GIVEN INSTRUCTION>
Gather the lines below that include the string "gone", copying each in full.

Collected data>
* * * * *
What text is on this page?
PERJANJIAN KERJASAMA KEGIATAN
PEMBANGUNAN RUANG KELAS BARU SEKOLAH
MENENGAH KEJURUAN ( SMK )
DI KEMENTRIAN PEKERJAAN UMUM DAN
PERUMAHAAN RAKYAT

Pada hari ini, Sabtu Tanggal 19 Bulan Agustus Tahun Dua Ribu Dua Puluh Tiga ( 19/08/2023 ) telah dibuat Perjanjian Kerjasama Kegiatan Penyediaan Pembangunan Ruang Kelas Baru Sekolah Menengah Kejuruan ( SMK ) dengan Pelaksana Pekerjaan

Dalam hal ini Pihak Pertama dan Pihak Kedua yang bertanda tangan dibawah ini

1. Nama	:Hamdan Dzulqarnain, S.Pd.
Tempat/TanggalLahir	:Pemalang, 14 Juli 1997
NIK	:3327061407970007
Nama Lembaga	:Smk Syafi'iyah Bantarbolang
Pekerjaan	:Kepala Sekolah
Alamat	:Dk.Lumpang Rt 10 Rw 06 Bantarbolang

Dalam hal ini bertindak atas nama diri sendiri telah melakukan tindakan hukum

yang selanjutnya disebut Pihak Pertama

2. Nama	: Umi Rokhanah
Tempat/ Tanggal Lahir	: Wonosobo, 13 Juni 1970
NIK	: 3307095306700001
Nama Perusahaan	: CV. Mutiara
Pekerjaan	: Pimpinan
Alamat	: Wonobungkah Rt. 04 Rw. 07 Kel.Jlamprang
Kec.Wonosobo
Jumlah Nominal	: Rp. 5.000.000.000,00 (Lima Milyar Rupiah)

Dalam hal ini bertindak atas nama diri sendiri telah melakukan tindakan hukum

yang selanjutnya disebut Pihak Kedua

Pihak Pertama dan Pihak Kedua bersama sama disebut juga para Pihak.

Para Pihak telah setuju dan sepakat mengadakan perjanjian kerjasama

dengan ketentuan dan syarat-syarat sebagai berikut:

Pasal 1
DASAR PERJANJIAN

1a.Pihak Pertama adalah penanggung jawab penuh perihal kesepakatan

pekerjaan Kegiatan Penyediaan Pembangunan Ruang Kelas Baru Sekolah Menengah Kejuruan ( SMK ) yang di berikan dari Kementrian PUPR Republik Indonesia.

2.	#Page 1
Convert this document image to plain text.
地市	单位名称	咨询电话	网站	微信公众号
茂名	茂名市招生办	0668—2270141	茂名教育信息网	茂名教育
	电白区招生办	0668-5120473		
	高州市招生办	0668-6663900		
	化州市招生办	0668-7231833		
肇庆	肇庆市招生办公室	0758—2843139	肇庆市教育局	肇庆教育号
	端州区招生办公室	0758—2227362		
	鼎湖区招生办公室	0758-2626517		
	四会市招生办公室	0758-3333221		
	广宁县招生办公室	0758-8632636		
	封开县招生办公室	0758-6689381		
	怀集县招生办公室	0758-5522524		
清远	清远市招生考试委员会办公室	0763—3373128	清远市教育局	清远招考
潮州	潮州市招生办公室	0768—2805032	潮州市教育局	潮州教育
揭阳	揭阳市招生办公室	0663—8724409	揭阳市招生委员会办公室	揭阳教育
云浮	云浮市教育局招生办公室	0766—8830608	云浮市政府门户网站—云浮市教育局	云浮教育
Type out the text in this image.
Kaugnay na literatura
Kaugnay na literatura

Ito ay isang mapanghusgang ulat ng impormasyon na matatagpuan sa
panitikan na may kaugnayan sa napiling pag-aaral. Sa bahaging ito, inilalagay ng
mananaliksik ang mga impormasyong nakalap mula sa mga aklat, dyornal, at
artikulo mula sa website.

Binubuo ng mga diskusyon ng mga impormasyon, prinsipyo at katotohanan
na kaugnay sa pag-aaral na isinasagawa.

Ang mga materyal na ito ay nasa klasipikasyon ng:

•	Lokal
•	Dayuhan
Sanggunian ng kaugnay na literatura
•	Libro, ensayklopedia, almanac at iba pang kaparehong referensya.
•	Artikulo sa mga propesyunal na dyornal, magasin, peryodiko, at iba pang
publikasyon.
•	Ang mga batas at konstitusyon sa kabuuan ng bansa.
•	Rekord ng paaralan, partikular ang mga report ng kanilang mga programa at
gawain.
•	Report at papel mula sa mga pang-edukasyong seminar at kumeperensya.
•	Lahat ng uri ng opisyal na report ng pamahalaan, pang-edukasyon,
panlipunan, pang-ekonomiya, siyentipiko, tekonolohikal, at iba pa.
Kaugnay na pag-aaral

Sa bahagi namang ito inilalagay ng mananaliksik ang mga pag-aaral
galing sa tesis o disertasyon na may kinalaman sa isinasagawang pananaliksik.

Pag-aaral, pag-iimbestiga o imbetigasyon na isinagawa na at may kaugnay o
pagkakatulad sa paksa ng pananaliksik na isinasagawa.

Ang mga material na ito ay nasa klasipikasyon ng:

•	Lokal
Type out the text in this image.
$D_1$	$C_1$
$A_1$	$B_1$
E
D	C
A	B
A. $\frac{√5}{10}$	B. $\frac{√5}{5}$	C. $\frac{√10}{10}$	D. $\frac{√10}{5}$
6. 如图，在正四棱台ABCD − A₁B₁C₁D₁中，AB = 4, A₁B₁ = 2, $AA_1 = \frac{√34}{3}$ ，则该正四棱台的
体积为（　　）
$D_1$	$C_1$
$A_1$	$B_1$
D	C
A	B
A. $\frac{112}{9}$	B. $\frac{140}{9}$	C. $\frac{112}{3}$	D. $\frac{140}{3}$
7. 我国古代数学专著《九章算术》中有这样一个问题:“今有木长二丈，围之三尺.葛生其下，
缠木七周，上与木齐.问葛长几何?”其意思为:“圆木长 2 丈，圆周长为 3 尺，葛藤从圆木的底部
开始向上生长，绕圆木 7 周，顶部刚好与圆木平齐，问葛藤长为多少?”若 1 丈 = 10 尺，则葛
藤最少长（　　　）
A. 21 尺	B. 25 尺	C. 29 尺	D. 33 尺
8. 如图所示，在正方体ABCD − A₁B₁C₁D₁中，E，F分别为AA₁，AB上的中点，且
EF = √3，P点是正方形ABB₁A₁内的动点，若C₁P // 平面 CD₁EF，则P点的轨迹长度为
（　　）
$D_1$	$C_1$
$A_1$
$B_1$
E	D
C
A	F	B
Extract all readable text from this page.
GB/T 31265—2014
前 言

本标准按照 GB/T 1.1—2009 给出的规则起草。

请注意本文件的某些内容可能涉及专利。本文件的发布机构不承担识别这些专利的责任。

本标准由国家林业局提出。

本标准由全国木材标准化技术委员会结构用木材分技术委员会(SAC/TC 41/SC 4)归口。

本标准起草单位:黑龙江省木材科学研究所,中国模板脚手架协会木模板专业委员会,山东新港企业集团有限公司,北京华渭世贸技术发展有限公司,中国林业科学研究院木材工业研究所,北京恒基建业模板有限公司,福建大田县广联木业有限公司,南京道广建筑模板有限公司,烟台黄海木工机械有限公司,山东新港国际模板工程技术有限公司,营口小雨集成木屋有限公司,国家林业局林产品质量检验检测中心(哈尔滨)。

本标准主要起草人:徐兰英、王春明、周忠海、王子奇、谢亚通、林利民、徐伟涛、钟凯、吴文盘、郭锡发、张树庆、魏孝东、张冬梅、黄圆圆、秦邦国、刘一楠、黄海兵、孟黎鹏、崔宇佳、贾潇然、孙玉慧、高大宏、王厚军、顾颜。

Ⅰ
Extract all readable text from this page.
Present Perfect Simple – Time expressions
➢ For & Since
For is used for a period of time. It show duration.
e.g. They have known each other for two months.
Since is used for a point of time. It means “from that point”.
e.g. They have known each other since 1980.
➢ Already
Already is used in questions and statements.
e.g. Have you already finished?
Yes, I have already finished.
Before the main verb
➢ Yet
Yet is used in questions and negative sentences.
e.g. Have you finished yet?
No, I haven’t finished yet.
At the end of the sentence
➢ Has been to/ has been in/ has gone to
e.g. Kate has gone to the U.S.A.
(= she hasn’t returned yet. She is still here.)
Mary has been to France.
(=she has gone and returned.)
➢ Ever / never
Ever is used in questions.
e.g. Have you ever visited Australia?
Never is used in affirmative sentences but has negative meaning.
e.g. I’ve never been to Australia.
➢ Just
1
* * * * *
ANSWER TO THE PROBLEM>
➢ Has been to/ has been in/ has gone to
e.g. Kate has gone to the U.S.A.
(=she has gone and returned.)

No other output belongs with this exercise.